-- Start Reading text --

Empirical Rule: Approximately 68%, 95% and 99.7% of the area is within \(\pm 1\), \(\pm 2\) and \(\pm 3\) standard deviations from the mean.

Question: In the case of the CO₂ data, how do you know whether it follows (approximately) a normal distribution?

Method 1: Visualized it with a histogram + density curve + normal distribution curve. Find if it is bell shaped with one single symmetrical peak and the mean close to the median.

Code

# plot the two similar figures one by one
mydata <- co2
hist(mydata, freq = FALSE, main = '')
lines(density(mydata), col = "blue")
curve(dnorm(x, mean = mean(mydata), 
            sd = sd(mydata)*sqrt((length(mydata)-1)/length(mydata))), 
      add = TRUE, col = "red")

mydata <- iris$Sepal.Length
hist(mydata, freq = FALSE, main = '')
lines(density(mydata), col = "blue")
curve(dnorm(x, mean = mean(mydata), 
            sd = sd(mydata)*sqrt((length(mydata)-1)/length(mydata))), 
      add = TRUE, col = "red")

Code

# plot the two figures with a self-defined function
plot_hist_density <- function(mydata){
  hist(mydata, freq = FALSE, main = '', las = 1)

-- End Reading text --
-- Start Items --

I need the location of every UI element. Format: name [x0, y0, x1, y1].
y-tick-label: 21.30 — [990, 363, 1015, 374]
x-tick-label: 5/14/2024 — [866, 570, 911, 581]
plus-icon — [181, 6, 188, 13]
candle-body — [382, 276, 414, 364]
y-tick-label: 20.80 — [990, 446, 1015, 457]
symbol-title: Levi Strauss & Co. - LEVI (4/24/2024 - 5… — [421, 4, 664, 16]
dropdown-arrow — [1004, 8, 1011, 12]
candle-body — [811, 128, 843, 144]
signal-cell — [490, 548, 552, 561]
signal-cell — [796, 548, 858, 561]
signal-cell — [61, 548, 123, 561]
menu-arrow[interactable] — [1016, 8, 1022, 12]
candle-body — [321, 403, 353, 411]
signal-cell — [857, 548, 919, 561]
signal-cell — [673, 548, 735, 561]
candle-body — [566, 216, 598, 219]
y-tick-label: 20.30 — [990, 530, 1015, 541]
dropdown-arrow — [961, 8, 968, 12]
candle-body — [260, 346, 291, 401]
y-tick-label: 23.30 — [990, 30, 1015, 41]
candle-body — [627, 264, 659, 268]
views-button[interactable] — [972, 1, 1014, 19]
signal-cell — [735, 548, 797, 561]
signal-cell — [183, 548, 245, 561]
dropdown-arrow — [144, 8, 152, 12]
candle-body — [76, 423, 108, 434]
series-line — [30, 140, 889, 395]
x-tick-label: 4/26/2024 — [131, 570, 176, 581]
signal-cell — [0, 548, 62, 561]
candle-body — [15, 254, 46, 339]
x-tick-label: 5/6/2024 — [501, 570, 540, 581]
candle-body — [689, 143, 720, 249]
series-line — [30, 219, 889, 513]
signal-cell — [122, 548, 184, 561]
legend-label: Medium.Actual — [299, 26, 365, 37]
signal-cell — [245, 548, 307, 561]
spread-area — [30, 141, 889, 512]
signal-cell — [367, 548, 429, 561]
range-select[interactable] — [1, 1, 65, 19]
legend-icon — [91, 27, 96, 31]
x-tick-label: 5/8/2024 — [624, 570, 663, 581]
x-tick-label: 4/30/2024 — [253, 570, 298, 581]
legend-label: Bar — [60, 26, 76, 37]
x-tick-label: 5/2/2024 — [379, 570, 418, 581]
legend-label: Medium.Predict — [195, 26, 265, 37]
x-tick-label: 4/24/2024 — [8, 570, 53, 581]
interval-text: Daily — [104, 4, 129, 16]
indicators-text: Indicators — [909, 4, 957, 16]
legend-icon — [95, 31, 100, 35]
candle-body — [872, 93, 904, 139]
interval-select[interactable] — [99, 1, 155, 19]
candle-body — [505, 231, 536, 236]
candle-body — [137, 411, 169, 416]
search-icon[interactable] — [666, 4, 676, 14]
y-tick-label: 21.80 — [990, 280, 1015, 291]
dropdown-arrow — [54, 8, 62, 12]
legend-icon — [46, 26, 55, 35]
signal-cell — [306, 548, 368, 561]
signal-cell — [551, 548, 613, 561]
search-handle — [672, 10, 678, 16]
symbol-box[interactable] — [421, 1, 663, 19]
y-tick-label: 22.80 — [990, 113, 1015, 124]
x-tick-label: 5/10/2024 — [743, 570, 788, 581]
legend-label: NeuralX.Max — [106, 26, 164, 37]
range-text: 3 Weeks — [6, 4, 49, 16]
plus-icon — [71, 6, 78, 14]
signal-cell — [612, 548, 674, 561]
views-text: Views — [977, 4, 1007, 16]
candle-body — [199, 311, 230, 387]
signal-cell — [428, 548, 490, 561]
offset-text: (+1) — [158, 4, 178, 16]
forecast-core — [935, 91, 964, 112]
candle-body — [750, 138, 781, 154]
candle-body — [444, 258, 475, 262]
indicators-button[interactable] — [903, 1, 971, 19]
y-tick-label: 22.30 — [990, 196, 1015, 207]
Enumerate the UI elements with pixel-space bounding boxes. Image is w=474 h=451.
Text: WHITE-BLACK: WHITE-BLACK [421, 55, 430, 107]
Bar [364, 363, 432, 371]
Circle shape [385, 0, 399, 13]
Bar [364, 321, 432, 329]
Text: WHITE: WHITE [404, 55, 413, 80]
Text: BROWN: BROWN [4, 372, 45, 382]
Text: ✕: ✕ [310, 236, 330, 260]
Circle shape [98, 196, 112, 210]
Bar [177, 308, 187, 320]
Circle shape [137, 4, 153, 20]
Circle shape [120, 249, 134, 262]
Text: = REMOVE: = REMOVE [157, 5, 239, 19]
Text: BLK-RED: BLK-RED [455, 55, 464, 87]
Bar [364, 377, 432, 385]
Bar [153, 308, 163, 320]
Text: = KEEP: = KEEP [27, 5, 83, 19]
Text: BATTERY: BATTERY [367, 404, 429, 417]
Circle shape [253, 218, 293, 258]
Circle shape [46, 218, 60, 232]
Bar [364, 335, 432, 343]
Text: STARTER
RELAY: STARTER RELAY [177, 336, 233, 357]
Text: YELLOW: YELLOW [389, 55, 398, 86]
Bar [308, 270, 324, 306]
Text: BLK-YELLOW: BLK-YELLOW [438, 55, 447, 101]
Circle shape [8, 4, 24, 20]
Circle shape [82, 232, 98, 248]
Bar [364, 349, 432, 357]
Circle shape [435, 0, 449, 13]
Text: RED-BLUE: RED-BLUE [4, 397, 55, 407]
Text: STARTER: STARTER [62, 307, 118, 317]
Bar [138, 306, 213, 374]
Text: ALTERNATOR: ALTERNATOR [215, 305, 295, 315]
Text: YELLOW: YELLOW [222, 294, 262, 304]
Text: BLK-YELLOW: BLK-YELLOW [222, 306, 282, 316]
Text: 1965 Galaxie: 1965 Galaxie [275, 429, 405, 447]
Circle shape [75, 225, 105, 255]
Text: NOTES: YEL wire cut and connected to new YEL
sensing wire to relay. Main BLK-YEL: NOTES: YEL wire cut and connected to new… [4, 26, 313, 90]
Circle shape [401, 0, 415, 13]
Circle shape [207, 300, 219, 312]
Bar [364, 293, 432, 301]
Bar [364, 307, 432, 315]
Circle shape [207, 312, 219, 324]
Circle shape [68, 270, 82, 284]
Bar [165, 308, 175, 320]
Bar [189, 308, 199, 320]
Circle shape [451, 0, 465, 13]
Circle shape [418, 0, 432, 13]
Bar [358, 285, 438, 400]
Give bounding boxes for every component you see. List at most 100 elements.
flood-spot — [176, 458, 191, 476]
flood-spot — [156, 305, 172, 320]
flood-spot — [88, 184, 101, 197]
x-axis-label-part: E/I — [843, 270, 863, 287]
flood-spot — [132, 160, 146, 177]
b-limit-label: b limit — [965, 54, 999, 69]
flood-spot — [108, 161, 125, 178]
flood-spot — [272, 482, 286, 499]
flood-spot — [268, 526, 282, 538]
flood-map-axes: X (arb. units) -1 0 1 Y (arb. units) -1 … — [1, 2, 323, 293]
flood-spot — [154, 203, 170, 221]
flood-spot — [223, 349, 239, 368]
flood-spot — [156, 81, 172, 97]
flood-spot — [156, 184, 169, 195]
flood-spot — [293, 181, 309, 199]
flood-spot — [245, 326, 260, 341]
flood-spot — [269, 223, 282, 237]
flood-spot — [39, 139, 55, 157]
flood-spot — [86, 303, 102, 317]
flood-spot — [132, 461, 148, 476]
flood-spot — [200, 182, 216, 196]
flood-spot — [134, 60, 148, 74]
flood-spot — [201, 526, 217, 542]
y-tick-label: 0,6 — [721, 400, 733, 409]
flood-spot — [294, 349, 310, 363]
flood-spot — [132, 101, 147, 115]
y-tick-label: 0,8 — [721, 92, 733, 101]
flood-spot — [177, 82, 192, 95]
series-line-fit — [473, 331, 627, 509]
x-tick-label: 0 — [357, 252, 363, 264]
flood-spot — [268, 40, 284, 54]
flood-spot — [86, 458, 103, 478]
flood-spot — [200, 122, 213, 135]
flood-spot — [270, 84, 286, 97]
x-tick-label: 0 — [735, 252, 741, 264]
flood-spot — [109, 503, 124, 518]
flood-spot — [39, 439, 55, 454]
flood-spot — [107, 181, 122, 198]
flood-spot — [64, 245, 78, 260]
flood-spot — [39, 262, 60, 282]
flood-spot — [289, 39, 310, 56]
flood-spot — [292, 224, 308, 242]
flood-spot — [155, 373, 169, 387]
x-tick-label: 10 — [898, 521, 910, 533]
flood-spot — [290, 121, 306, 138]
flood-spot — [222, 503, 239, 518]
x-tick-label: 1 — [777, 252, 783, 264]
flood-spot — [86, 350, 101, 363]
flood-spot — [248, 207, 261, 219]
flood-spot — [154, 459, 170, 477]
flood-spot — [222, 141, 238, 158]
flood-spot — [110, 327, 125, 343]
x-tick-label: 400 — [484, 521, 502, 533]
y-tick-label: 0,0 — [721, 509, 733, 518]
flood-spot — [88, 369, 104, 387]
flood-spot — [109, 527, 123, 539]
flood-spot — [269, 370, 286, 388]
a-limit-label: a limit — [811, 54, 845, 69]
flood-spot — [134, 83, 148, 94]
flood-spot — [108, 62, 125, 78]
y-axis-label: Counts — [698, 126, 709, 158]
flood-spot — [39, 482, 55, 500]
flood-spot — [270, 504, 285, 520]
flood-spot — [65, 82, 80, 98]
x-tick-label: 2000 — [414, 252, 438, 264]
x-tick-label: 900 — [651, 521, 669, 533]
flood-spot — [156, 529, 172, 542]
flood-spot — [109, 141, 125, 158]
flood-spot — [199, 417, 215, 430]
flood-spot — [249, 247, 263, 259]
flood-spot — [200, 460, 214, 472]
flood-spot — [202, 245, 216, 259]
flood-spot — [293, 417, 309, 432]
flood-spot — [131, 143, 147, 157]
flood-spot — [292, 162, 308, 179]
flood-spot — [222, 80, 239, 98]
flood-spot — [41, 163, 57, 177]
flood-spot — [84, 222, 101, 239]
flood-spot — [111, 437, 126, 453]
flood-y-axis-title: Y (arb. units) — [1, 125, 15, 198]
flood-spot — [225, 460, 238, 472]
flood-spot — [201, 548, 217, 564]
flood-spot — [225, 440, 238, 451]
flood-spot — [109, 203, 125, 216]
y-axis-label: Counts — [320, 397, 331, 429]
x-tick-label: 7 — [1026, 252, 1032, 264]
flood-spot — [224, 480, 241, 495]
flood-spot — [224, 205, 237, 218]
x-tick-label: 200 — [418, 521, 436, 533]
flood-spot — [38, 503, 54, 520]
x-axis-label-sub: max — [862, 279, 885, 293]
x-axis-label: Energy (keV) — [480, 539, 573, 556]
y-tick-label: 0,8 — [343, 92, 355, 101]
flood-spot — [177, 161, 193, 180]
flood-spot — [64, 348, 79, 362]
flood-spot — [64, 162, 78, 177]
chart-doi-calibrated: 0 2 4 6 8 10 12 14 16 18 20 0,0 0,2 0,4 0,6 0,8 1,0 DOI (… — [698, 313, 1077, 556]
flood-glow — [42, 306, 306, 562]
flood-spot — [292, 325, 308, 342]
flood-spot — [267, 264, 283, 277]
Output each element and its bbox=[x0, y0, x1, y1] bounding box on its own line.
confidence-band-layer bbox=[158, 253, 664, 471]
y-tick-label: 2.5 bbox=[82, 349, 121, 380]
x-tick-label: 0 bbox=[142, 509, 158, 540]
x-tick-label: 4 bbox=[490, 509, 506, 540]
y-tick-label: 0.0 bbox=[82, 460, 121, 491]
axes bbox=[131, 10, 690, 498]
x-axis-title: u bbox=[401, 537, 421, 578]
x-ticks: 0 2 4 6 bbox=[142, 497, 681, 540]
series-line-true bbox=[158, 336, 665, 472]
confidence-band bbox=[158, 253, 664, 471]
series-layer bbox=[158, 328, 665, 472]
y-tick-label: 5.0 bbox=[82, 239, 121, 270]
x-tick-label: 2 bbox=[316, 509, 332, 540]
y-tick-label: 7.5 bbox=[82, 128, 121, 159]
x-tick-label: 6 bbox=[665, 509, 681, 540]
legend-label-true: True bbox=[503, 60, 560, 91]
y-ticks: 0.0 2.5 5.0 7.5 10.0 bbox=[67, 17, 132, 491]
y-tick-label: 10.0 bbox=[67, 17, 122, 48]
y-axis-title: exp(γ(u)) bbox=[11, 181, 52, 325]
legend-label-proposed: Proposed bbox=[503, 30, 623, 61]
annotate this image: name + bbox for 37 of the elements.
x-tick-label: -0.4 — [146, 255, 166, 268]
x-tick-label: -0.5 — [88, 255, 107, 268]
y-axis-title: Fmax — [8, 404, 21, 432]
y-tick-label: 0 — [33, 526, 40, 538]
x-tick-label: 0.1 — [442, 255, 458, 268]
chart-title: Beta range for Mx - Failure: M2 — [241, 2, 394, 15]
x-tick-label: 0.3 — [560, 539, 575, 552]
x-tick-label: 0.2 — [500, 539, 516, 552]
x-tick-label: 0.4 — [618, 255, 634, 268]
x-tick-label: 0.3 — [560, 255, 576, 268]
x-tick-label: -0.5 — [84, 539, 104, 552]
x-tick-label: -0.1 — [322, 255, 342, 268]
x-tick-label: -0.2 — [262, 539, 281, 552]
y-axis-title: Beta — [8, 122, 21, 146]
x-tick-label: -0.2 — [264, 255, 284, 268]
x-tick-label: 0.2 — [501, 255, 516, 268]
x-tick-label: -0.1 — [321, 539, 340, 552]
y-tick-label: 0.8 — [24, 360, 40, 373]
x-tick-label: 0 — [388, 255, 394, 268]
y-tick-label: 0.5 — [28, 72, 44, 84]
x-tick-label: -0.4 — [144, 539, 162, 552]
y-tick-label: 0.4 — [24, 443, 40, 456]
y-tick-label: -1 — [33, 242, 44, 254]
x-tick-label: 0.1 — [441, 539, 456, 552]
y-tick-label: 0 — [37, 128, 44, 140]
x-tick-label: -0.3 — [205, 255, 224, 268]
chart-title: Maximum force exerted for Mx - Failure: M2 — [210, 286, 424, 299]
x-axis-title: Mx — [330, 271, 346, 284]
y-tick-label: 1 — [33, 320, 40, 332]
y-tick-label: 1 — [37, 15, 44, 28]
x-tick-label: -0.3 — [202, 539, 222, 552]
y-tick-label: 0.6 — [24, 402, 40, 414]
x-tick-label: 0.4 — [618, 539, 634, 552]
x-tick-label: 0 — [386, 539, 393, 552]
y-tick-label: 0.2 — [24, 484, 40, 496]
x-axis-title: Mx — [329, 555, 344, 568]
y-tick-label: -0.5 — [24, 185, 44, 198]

-- End Items --

■ Actions to take:
A. According to the normality-checking text, what share of the area lies within ±2 standard deviations of the mean?
B. Decide whether each statement agrees with the normality-checking text, answering yes or no and quoting the deciding words: (i) Method 1 draws a histogram, a density curve and a normal distribution curve. (ii) The density curve is drawn in red. (iii) The second plot uses the sepal length from the iris data.
C. Carry the normality-checking text on from its final line.

■ The replies:
A. Approximately 95%.

B.
(i) Yes: "Visualized it with a histogram + density curve + normal distribution curve"
(ii) No: "lines(density(mydata), col = "blue")"
(iii) Yes: "mydata <- iris$Sepal.Length"

C.
  lines(density(mydata), col = "blue")
  curve(dnorm(x, mean = mean(mydata), 
              sd = sd(mydata)*sqrt((length(mydata)-1)/length(mydata))), 
        add = TRUE, col = "red")
  box()
}
par(mfrow = c(1, 2))
plot_hist_density(co2)
plot_hist_density(iris$Sepal.Length)

Method 2: QQ plot. Find if the data points are close to the line of the perfect normal distribution with no obvious pattern coming away from the line.

Code

par(mfrow = c(1, 2))
qqnorm(co2)
qqline(co2)
qqnorm(iris$Sepal.Length)
qqline(iris$Sepal.Length)

Question: As the CO₂ data follow the normal distribution, how do we express it with an equation?

mu <-  mean(co2)
mu

[1] 395.9551

n <- length(co2)
sigma <- sd(co2) * sqrt((n-1)/n)
sigma

[1] 2.617185

f(x) is the density shown in previous graphs. we need to depend on concepts introduced in basic calculus to describe these distributions.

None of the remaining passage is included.